Find every line in the records below that contains the word "none", and copy each such line.

○ ○ ○ ○

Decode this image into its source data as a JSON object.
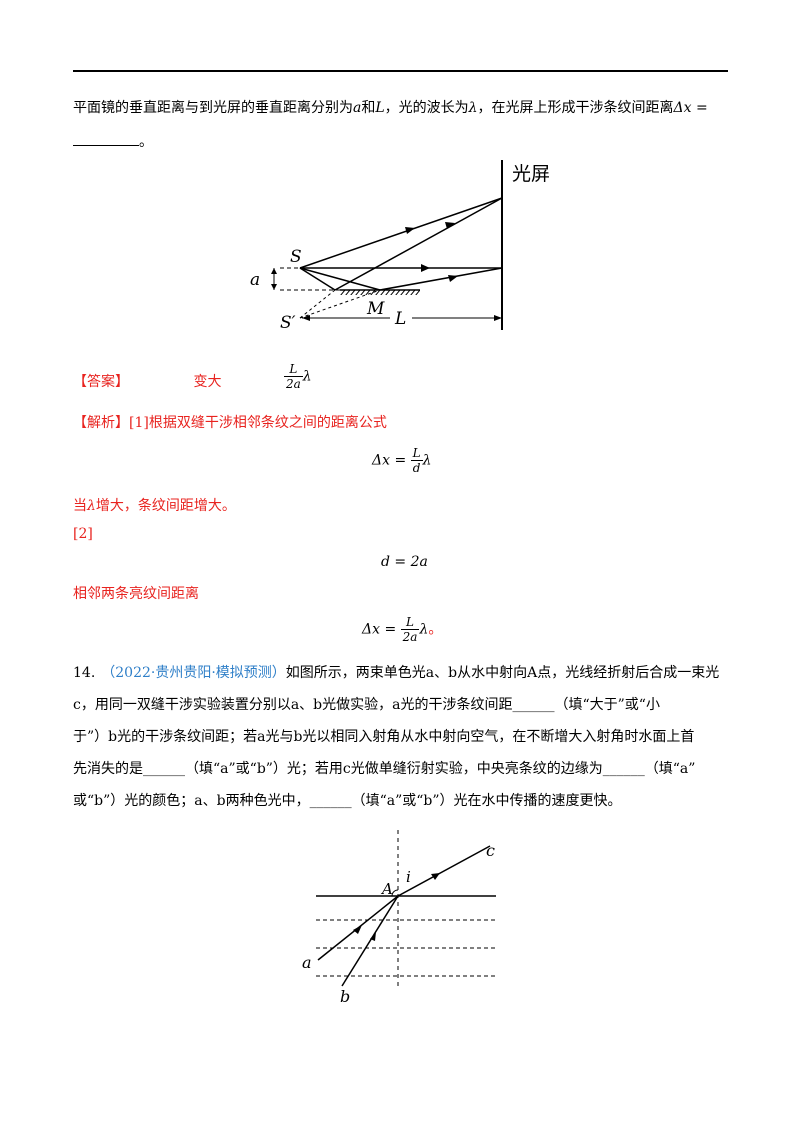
{
  "intro": {
    "text1": "平面镜的垂直距离与到光屏的垂直距离分别为",
    "var_a": "a",
    "and": "和",
    "var_L": "L",
    "text2": "，光的波长为",
    "lambda": "λ",
    "text3": "，在光屏上形成干涉条纹间距离",
    "dx": "Δx =",
    "tail": "。"
  },
  "figure1": {
    "screen_label": "光屏",
    "S": "S",
    "Sprime": "S′",
    "a": "a",
    "M": "M",
    "L": "L"
  },
  "answer": {
    "label": "【答案】",
    "answer1": "变大",
    "answer2_num": "L",
    "answer2_den": "2a",
    "answer2_lambda": "λ"
  },
  "analysis": {
    "label": "【解析】",
    "text": "[1]根据双缝干涉相邻条纹之间的距离公式",
    "eq1_lhs": "Δx =",
    "eq1_num": "L",
    "eq1_den": "d",
    "eq1_lambda": "λ",
    "line2_pre": "当",
    "line2_lambda": "λ",
    "line2_post": "增大，条纹间距增大。",
    "step2": "[2]",
    "eq2": "d = 2a",
    "line3": "相邻两条亮纹间距离",
    "eq3_lhs": "Δx =",
    "eq3_num": "L",
    "eq3_den": "2a",
    "eq3_lambda": "λ",
    "eq3_tail": "。"
  },
  "q14": {
    "number": "14.",
    "source": "（2022·贵州贵阳·模拟预测）",
    "l1": "如图所示，两束单色光a、b从水中射向A点，光线经折射后合成一束光",
    "l2": "c，用同一双缝干涉实验装置分别以a、b光做实验，a光的干涉条纹间距______（填“大于”或“小",
    "l3": "于”）b光的干涉条纹间距；若a光与b光以相同入射角从水中射向空气，在不断增大入射角时水面上首",
    "l4": "先消失的是______（填“a”或“b”）光；若用c光做单缝衍射实验，中央亮条纹的边缘为______（填“a”",
    "l5": "或“b”）光的颜色；a、b两种色光中，______（填“a”或“b”）光在水中传播的速度更快。"
  },
  "figure2": {
    "A": "A",
    "i": "i",
    "c": "c",
    "a": "a",
    "b": "b"
  }
}
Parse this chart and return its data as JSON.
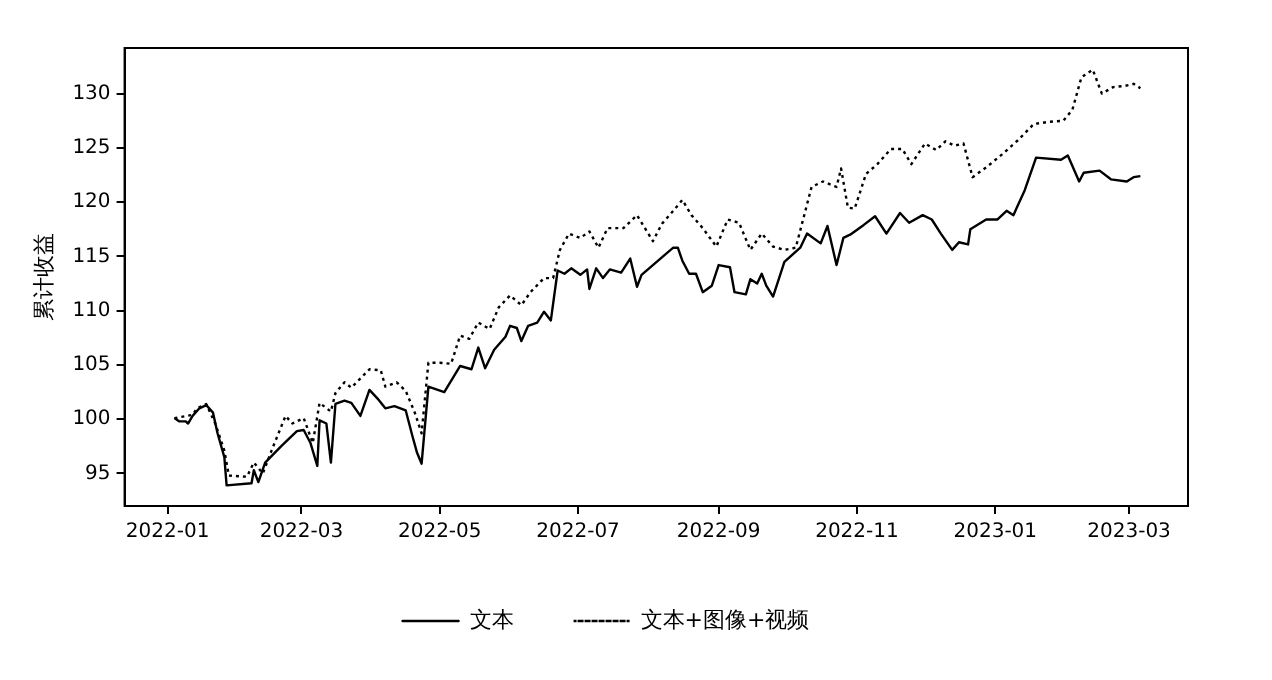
{
  "chart_data": {
    "type": "line",
    "ylabel": "累计收益",
    "legend": "bottom",
    "grid": false,
    "marker": "none",
    "xlim": [
      "2021-12-13",
      "2023-03-27"
    ],
    "ylim": [
      92,
      134.2
    ],
    "xticks": [
      {
        "value": "2022-01-01",
        "label": "2022-01"
      },
      {
        "value": "2022-03-01",
        "label": "2022-03"
      },
      {
        "value": "2022-05-01",
        "label": "2022-05"
      },
      {
        "value": "2022-07-01",
        "label": "2022-07"
      },
      {
        "value": "2022-09-01",
        "label": "2022-09"
      },
      {
        "value": "2022-11-01",
        "label": "2022-11"
      },
      {
        "value": "2023-01-01",
        "label": "2023-01"
      },
      {
        "value": "2023-03-01",
        "label": "2023-03"
      }
    ],
    "yticks": [
      95,
      100,
      105,
      110,
      115,
      120,
      125,
      130
    ],
    "series": [
      {
        "name": "文本",
        "color": "#000000",
        "line_style": "solid",
        "x": [
          "2022-01-04",
          "2022-01-06",
          "2022-01-09",
          "2022-01-10",
          "2022-01-12",
          "2022-01-15",
          "2022-01-18",
          "2022-01-21",
          "2022-01-23",
          "2022-01-26",
          "2022-01-27",
          "2022-02-07",
          "2022-02-08",
          "2022-02-10",
          "2022-02-13",
          "2022-02-20",
          "2022-02-24",
          "2022-02-27",
          "2022-03-02",
          "2022-03-05",
          "2022-03-08",
          "2022-03-09",
          "2022-03-12",
          "2022-03-14",
          "2022-03-16",
          "2022-03-20",
          "2022-03-23",
          "2022-03-27",
          "2022-03-31",
          "2022-04-04",
          "2022-04-07",
          "2022-04-11",
          "2022-04-16",
          "2022-04-19",
          "2022-04-21",
          "2022-04-23",
          "2022-04-26",
          "2022-05-03",
          "2022-05-10",
          "2022-05-15",
          "2022-05-18",
          "2022-05-21",
          "2022-05-25",
          "2022-05-30",
          "2022-06-01",
          "2022-06-04",
          "2022-06-06",
          "2022-06-09",
          "2022-06-13",
          "2022-06-16",
          "2022-06-19",
          "2022-06-22",
          "2022-06-25",
          "2022-06-28",
          "2022-07-02",
          "2022-07-05",
          "2022-07-06",
          "2022-07-09",
          "2022-07-12",
          "2022-07-15",
          "2022-07-20",
          "2022-07-24",
          "2022-07-27",
          "2022-07-29",
          "2022-08-03",
          "2022-08-08",
          "2022-08-12",
          "2022-08-14",
          "2022-08-16",
          "2022-08-19",
          "2022-08-22",
          "2022-08-25",
          "2022-08-29",
          "2022-09-01",
          "2022-09-06",
          "2022-09-08",
          "2022-09-13",
          "2022-09-15",
          "2022-09-18",
          "2022-09-20",
          "2022-09-22",
          "2022-09-25",
          "2022-09-30",
          "2022-10-07",
          "2022-10-10",
          "2022-10-16",
          "2022-10-19",
          "2022-10-23",
          "2022-10-26",
          "2022-10-29",
          "2022-11-04",
          "2022-11-09",
          "2022-11-14",
          "2022-11-20",
          "2022-11-24",
          "2022-11-30",
          "2022-12-04",
          "2022-12-08",
          "2022-12-13",
          "2022-12-16",
          "2022-12-20",
          "2022-12-21",
          "2022-12-28",
          "2023-01-02",
          "2023-01-06",
          "2023-01-09",
          "2023-01-14",
          "2023-01-19",
          "2023-01-30",
          "2023-02-02",
          "2023-02-07",
          "2023-02-09",
          "2023-02-16",
          "2023-02-21",
          "2023-02-28",
          "2023-03-03",
          "2023-03-06"
        ],
        "values": [
          100.1,
          99.8,
          99.8,
          99.6,
          100.3,
          101.0,
          101.3,
          100.6,
          98.7,
          96.5,
          93.9,
          94.1,
          95.3,
          94.2,
          96.0,
          97.5,
          98.3,
          98.9,
          99.0,
          97.8,
          95.7,
          99.9,
          99.6,
          96.0,
          101.4,
          101.7,
          101.5,
          100.3,
          102.7,
          101.8,
          101.0,
          101.2,
          100.8,
          98.4,
          96.9,
          95.9,
          103.0,
          102.5,
          104.9,
          104.6,
          106.6,
          104.7,
          106.4,
          107.6,
          108.6,
          108.4,
          107.2,
          108.6,
          108.9,
          109.9,
          109.1,
          113.7,
          113.4,
          113.9,
          113.3,
          113.8,
          112.0,
          113.9,
          113.0,
          113.8,
          113.5,
          114.8,
          112.2,
          113.3,
          114.2,
          115.1,
          115.8,
          115.8,
          114.6,
          113.4,
          113.4,
          111.7,
          112.3,
          114.2,
          114.0,
          111.7,
          111.5,
          112.9,
          112.5,
          113.4,
          112.3,
          111.3,
          114.5,
          115.8,
          117.1,
          116.2,
          117.8,
          114.2,
          116.7,
          117.0,
          117.9,
          118.7,
          117.1,
          119.0,
          118.1,
          118.8,
          118.4,
          117.1,
          115.6,
          116.3,
          116.1,
          117.5,
          118.4,
          118.4,
          119.2,
          118.8,
          121.1,
          124.1,
          123.9,
          124.3,
          121.9,
          122.7,
          122.9,
          122.1,
          121.9,
          122.3,
          122.4
        ]
      },
      {
        "name": "文本+图像+视频",
        "color": "#000000",
        "line_style": "dotted",
        "x": [
          "2022-01-04",
          "2022-01-12",
          "2022-01-14",
          "2022-01-18",
          "2022-01-22",
          "2022-01-26",
          "2022-01-28",
          "2022-02-05",
          "2022-02-08",
          "2022-02-12",
          "2022-02-16",
          "2022-02-22",
          "2022-02-25",
          "2022-03-02",
          "2022-03-06",
          "2022-03-09",
          "2022-03-14",
          "2022-03-16",
          "2022-03-20",
          "2022-03-23",
          "2022-03-31",
          "2022-04-05",
          "2022-04-07",
          "2022-04-12",
          "2022-04-16",
          "2022-04-20",
          "2022-04-23",
          "2022-04-26",
          "2022-05-01",
          "2022-05-06",
          "2022-05-10",
          "2022-05-14",
          "2022-05-18",
          "2022-05-23",
          "2022-05-27",
          "2022-06-01",
          "2022-06-06",
          "2022-06-10",
          "2022-06-16",
          "2022-06-20",
          "2022-06-23",
          "2022-06-27",
          "2022-07-02",
          "2022-07-06",
          "2022-07-10",
          "2022-07-14",
          "2022-07-21",
          "2022-07-27",
          "2022-08-03",
          "2022-08-07",
          "2022-08-12",
          "2022-08-16",
          "2022-08-20",
          "2022-08-25",
          "2022-08-31",
          "2022-09-05",
          "2022-09-10",
          "2022-09-15",
          "2022-09-20",
          "2022-09-25",
          "2022-09-30",
          "2022-10-05",
          "2022-10-07",
          "2022-10-12",
          "2022-10-17",
          "2022-10-23",
          "2022-10-25",
          "2022-10-28",
          "2022-10-31",
          "2022-11-05",
          "2022-11-10",
          "2022-11-16",
          "2022-11-21",
          "2022-11-25",
          "2022-12-01",
          "2022-12-06",
          "2022-12-10",
          "2022-12-14",
          "2022-12-18",
          "2022-12-22",
          "2022-12-28",
          "2023-01-04",
          "2023-01-11",
          "2023-01-18",
          "2023-01-25",
          "2023-01-31",
          "2023-02-04",
          "2023-02-08",
          "2023-02-13",
          "2023-02-17",
          "2023-02-22",
          "2023-02-27",
          "2023-03-03",
          "2023-03-06"
        ],
        "values": [
          100.1,
          100.4,
          101.0,
          101.4,
          99.6,
          97.1,
          94.8,
          94.7,
          96.0,
          95.0,
          97.2,
          100.3,
          99.6,
          100.1,
          97.8,
          101.5,
          100.7,
          102.4,
          103.4,
          102.9,
          104.6,
          104.5,
          103.0,
          103.4,
          102.6,
          100.6,
          98.7,
          105.2,
          105.2,
          105.1,
          107.7,
          107.4,
          108.9,
          108.3,
          110.3,
          111.4,
          110.5,
          111.7,
          113.0,
          113.0,
          115.6,
          117.1,
          116.7,
          117.3,
          115.8,
          117.6,
          117.6,
          118.8,
          116.4,
          118.0,
          119.2,
          120.2,
          118.8,
          117.6,
          115.9,
          118.4,
          118.1,
          115.6,
          117.1,
          115.9,
          115.6,
          115.8,
          117.4,
          121.4,
          121.9,
          121.4,
          123.1,
          119.5,
          119.4,
          122.6,
          123.5,
          124.9,
          124.9,
          123.5,
          125.4,
          124.8,
          125.6,
          125.2,
          125.4,
          122.3,
          123.2,
          124.4,
          125.7,
          127.2,
          127.4,
          127.5,
          128.5,
          131.5,
          132.2,
          130.0,
          130.6,
          130.7,
          130.9,
          130.5
        ]
      }
    ]
  }
}
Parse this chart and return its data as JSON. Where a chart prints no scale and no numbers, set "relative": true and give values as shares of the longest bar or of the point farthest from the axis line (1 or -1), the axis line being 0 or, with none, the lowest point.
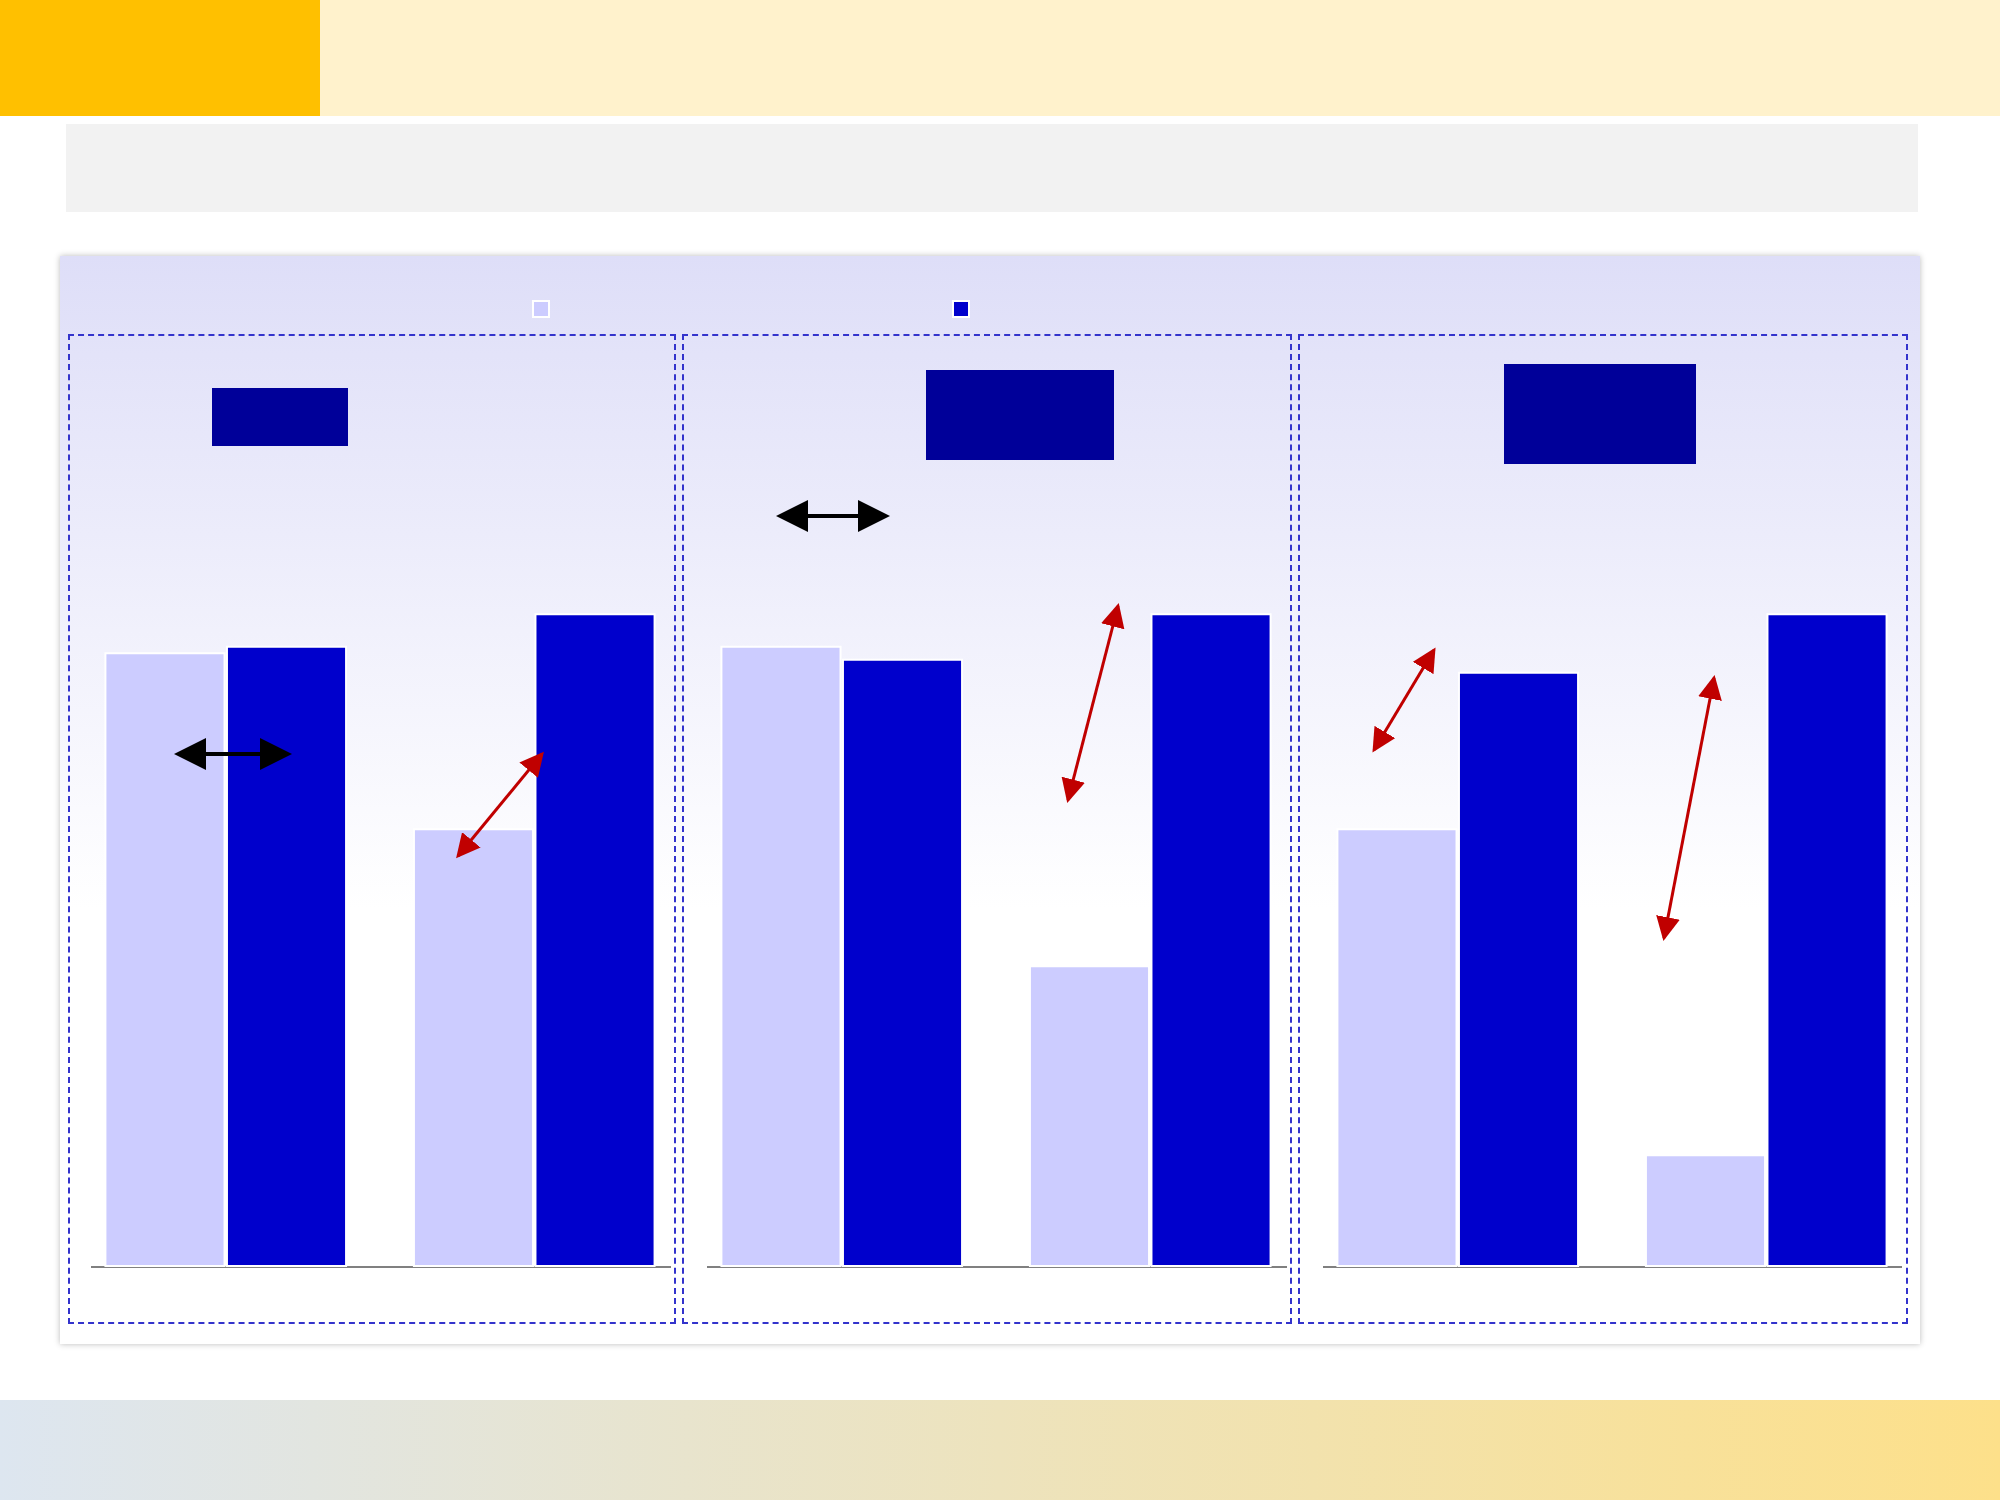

○ ○ ○ ○

## Reply
    "marker": "none",
Parse this chart and return its data as JSON. Where a chart prints no scale and no numbers, set "relative": true and give values as shares of the longest bar or of the point farthest from the axis line (1 or -1), the axis line being 0 or, with none, the lowest point.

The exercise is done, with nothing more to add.